*WRITTEN INSTRUCTION*. Please recast the lines starting at the one containing "Give bounding boxes" and ending at the one containing "tab[interactable]: Items Out" as a two-column CSV with the columns instruction and output. Give one row per request, put each field in quotes with line breaks replaced by spaces, and leave the pictures out.

*RECORD SET*.
──────────────────────────────

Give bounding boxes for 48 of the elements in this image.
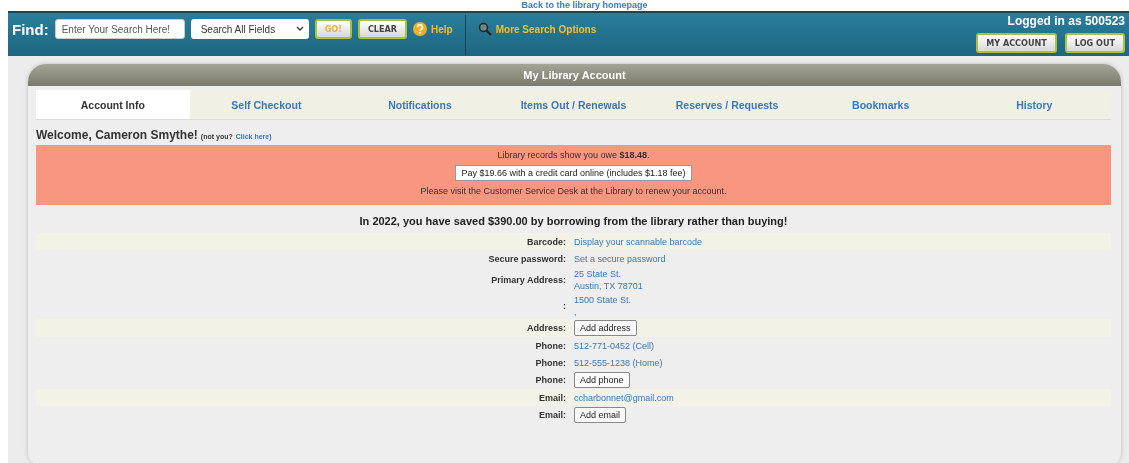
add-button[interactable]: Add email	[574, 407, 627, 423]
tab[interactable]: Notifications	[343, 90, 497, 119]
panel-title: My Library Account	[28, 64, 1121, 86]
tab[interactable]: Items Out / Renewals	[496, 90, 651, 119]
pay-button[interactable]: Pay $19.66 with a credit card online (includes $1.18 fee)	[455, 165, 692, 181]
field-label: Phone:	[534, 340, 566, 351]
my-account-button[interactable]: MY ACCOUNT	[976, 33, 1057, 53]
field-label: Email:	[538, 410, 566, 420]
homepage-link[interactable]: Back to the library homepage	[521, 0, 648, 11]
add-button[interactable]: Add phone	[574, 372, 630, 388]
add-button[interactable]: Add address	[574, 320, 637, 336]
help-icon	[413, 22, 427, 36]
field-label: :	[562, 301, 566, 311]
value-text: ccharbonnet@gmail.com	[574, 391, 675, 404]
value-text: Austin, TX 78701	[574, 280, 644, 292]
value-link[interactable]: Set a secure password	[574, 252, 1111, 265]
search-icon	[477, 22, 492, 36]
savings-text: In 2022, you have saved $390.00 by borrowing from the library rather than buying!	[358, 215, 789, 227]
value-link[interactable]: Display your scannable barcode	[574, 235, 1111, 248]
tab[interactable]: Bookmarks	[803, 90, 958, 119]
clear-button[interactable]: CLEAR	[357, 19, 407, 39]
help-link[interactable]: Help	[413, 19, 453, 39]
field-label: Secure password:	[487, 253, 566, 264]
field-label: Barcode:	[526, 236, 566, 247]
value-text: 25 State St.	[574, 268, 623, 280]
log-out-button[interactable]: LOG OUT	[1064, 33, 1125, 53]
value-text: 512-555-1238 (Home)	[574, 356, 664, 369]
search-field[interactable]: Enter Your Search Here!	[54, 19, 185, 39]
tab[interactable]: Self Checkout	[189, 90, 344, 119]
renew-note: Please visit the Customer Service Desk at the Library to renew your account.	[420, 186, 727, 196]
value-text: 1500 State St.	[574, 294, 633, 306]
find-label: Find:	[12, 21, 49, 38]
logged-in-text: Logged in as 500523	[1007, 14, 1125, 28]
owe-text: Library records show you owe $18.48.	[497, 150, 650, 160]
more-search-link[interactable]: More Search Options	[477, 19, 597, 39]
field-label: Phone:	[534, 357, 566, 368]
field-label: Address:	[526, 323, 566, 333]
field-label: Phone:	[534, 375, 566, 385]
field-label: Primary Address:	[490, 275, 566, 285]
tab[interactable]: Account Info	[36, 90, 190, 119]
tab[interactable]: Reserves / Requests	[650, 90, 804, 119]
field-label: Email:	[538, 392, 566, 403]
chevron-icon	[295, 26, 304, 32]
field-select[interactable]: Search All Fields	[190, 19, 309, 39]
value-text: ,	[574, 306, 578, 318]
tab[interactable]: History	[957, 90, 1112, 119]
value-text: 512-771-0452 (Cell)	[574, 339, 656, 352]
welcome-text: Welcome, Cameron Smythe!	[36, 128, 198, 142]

──────────────────────────────

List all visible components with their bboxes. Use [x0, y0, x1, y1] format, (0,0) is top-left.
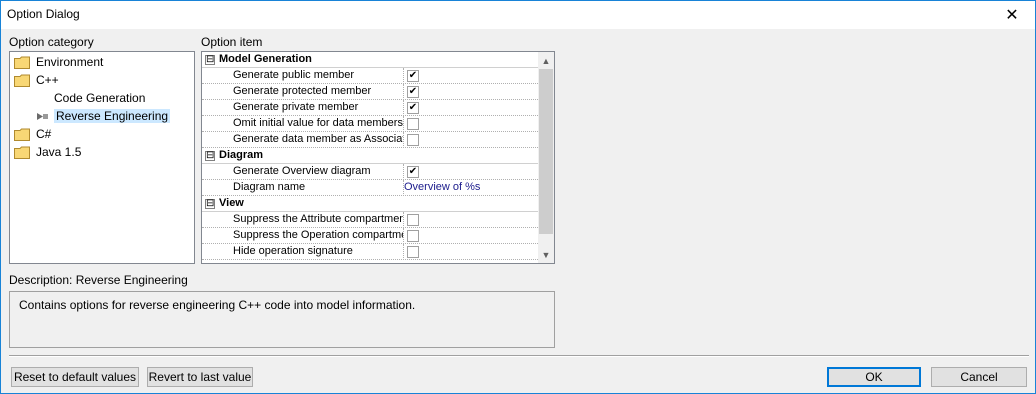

──────────────────────────────

*RESPONSE*.
instruction,output
"Give bounding boxes for 48 of the elements in this image.","add-button[interactable]: Add email	[574, 407, 627, 423] tab[interactable]: Notifications	[343, 90, 497, 119] panel-title: My Library Account	[28, 64, 1121, 86] tab[interactable]: Items Out / Renewals	[496, 90, 651, 119]"